YOUR GOAL: Reproduce every record below exactly as it appears.

MATERIAL SHOWN:
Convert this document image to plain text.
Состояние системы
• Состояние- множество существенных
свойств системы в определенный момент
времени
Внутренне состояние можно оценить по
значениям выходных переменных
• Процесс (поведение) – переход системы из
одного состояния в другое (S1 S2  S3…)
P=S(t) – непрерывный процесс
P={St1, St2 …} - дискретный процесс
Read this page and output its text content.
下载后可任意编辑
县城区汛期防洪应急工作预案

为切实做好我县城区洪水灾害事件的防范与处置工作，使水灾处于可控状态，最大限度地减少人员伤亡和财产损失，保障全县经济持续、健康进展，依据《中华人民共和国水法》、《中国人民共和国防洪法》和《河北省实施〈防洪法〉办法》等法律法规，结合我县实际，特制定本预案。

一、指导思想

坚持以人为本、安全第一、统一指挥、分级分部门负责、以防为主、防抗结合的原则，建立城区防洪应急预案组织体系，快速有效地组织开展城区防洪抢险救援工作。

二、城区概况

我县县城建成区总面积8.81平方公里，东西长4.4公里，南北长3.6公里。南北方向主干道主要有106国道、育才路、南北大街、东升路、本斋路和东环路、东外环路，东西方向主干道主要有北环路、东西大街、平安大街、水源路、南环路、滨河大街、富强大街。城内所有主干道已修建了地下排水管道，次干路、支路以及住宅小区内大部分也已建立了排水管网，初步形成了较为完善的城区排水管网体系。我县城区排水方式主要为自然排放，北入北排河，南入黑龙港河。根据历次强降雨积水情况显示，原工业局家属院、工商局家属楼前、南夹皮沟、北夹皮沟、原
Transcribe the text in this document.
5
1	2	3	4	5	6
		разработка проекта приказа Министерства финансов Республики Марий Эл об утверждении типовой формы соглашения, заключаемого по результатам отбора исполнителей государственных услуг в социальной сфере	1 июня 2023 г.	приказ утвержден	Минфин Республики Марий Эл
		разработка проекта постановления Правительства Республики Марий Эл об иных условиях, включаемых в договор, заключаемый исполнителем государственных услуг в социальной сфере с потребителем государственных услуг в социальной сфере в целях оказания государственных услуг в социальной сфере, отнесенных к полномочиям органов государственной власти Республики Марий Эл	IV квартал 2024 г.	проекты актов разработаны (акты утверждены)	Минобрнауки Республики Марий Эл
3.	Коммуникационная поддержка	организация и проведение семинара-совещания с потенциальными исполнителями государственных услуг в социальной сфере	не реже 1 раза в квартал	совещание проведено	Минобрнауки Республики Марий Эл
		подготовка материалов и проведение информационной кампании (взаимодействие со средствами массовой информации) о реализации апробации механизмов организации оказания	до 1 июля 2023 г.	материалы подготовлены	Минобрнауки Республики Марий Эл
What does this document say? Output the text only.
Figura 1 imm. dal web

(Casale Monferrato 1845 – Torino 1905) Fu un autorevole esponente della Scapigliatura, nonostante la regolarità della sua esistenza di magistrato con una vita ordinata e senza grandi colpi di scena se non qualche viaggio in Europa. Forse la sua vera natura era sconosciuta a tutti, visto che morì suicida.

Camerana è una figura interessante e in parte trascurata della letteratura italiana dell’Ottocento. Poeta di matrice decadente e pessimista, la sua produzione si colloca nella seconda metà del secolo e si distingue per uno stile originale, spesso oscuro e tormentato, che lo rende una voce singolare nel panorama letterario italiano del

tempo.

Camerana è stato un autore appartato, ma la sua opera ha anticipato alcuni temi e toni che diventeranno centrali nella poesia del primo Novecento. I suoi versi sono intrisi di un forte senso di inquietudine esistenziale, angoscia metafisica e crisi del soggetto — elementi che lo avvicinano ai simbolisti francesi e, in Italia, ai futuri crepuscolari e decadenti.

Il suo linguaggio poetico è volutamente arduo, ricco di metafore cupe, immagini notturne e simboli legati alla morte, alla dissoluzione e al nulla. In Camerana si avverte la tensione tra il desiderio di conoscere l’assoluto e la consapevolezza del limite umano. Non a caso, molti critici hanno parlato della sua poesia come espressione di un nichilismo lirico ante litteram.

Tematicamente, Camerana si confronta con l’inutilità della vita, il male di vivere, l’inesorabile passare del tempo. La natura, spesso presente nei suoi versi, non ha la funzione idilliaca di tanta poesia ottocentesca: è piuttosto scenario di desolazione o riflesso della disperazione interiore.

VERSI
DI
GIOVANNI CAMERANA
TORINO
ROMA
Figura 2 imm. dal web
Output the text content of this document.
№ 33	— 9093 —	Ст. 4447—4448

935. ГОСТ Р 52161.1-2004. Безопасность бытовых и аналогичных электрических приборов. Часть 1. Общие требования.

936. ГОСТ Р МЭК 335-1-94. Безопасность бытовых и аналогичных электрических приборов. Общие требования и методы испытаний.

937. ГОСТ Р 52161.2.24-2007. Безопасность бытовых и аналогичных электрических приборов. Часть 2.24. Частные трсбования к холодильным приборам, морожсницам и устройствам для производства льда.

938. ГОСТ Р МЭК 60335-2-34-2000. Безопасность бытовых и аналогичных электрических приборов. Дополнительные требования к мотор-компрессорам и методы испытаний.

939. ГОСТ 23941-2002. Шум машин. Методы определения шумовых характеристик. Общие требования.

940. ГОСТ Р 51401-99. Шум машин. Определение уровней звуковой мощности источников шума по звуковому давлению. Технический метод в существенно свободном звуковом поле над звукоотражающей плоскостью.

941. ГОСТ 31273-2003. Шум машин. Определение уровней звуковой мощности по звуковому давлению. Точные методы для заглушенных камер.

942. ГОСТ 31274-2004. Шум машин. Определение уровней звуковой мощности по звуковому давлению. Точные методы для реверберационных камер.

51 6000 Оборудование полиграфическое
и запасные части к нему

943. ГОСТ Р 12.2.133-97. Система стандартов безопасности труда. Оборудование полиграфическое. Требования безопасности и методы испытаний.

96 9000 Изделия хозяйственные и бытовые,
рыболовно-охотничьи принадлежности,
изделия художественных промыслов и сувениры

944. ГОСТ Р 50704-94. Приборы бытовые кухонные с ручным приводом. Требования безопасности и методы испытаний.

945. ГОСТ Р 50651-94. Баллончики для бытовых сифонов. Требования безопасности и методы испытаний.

EXERCISE RESPONSE:
Convert this document image to plain text.
Состояние системы
• Состояние- множество существенных
свойств системы в определенный момент
времени
Внутренне состояние можно оценить по
значениям выходных переменных
• Процесс (поведение) – переход системы из
одного состояния в другое (S1 S2  S3…)
P=S(t) – непрерывный процесс
P={St1, St2 …} - дискретный процесс
Read this page and output its text content.
下载后可任意编辑
县城区汛期防洪应急工作预案

为切实做好我县城区洪水灾害事件的防范与处置工作，使水灾处于可控状态，最大限度地减少人员伤亡和财产损失，保障全县经济持续、健康进展，依据《中华人民共和国水法》、《中国人民共和国防洪法》和《河北省实施〈防洪法〉办法》等法律法规，结合我县实际，特制定本预案。

一、指导思想

坚持以人为本、安全第一、统一指挥、分级分部门负责、以防为主、防抗结合的原则，建立城区防洪应急预案组织体系，快速有效地组织开展城区防洪抢险救援工作。

二、城区概况

我县县城建成区总面积8.81平方公里，东西长4.4公里，南北长3.6公里。南北方向主干道主要有106国道、育才路、南北大街、东升路、本斋路和东环路、东外环路，东西方向主干道主要有北环路、东西大街、平安大街、水源路、南环路、滨河大街、富强大街。城内所有主干道已修建了地下排水管道，次干路、支路以及住宅小区内大部分也已建立了排水管网，初步形成了较为完善的城区排水管网体系。我县城区排水方式主要为自然排放，北入北排河，南入黑龙港河。根据历次强降雨积水情况显示，原工业局家属院、工商局家属楼前、南夹皮沟、北夹皮沟、原
Transcribe the text in this document.
5
1	2	3	4	5	6
		разработка проекта приказа Министерства финансов Республики Марий Эл об утверждении типовой формы соглашения, заключаемого по результатам отбора исполнителей государственных услуг в социальной сфере	1 июня 2023 г.	приказ утвержден	Минфин Республики Марий Эл
		разработка проекта постановления Правительства Республики Марий Эл об иных условиях, включаемых в договор, заключаемый исполнителем государственных услуг в социальной сфере с потребителем государственных услуг в социальной сфере в целях оказания государственных услуг в социальной сфере, отнесенных к полномочиям органов государственной власти Республики Марий Эл	IV квартал 2024 г.	проекты актов разработаны (акты утверждены)	Минобрнауки Республики Марий Эл
3.	Коммуникационная поддержка	организация и проведение семинара-совещания с потенциальными исполнителями государственных услуг в социальной сфере	не реже 1 раза в квартал	совещание проведено	Минобрнауки Республики Марий Эл
		подготовка материалов и проведение информационной кампании (взаимодействие со средствами массовой информации) о реализации апробации механизмов организации оказания	до 1 июля 2023 г.	материалы подготовлены	Минобрнауки Республики Марий Эл
What does this document say? Output the text only.
Figura 1 imm. dal web

(Casale Monferrato 1845 – Torino 1905) Fu un autorevole esponente della Scapigliatura, nonostante la regolarità della sua esistenza di magistrato con una vita ordinata e senza grandi colpi di scena se non qualche viaggio in Europa. Forse la sua vera natura era sconosciuta a tutti, visto che morì suicida.

Camerana è una figura interessante e in parte trascurata della letteratura italiana dell’Ottocento. Poeta di matrice decadente e pessimista, la sua produzione si colloca nella seconda metà del secolo e si distingue per uno stile originale, spesso oscuro e tormentato, che lo rende una voce singolare nel panorama letterario italiano del

tempo.

Camerana è stato un autore appartato, ma la sua opera ha anticipato alcuni temi e toni che diventeranno centrali nella poesia del primo Novecento. I suoi versi sono intrisi di un forte senso di inquietudine esistenziale, angoscia metafisica e crisi del soggetto — elementi che lo avvicinano ai simbolisti francesi e, in Italia, ai futuri crepuscolari e decadenti.

Il suo linguaggio poetico è volutamente arduo, ricco di metafore cupe, immagini notturne e simboli legati alla morte, alla dissoluzione e al nulla. In Camerana si avverte la tensione tra il desiderio di conoscere l’assoluto e la consapevolezza del limite umano. Non a caso, molti critici hanno parlato della sua poesia come espressione di un nichilismo lirico ante litteram.

Tematicamente, Camerana si confronta con l’inutilità della vita, il male di vivere, l’inesorabile passare del tempo. La natura, spesso presente nei suoi versi, non ha la funzione idilliaca di tanta poesia ottocentesca: è piuttosto scenario di desolazione o riflesso della disperazione interiore.

VERSI
DI
GIOVANNI CAMERANA
TORINO
ROMA
Figura 2 imm. dal web
Output the text content of this document.
№ 33	— 9093 —	Ст. 4447—4448

935. ГОСТ Р 52161.1-2004. Безопасность бытовых и аналогичных электрических приборов. Часть 1. Общие требования.

936. ГОСТ Р МЭК 335-1-94. Безопасность бытовых и аналогичных электрических приборов. Общие требования и методы испытаний.

937. ГОСТ Р 52161.2.24-2007. Безопасность бытовых и аналогичных электрических приборов. Часть 2.24. Частные трсбования к холодильным приборам, морожсницам и устройствам для производства льда.

938. ГОСТ Р МЭК 60335-2-34-2000. Безопасность бытовых и аналогичных электрических приборов. Дополнительные требования к мотор-компрессорам и методы испытаний.

939. ГОСТ 23941-2002. Шум машин. Методы определения шумовых характеристик. Общие требования.

940. ГОСТ Р 51401-99. Шум машин. Определение уровней звуковой мощности источников шума по звуковому давлению. Технический метод в существенно свободном звуковом поле над звукоотражающей плоскостью.

941. ГОСТ 31273-2003. Шум машин. Определение уровней звуковой мощности по звуковому давлению. Точные методы для заглушенных камер.

942. ГОСТ 31274-2004. Шум машин. Определение уровней звуковой мощности по звуковому давлению. Точные методы для реверберационных камер.

51 6000 Оборудование полиграфическое
и запасные части к нему

943. ГОСТ Р 12.2.133-97. Система стандартов безопасности труда. Оборудование полиграфическое. Требования безопасности и методы испытаний.

96 9000 Изделия хозяйственные и бытовые,
рыболовно-охотничьи принадлежности,
изделия художественных промыслов и сувениры

944. ГОСТ Р 50704-94. Приборы бытовые кухонные с ручным приводом. Требования безопасности и методы испытаний.

945. ГОСТ Р 50651-94. Баллончики для бытовых сифонов. Требования безопасности и методы испытаний.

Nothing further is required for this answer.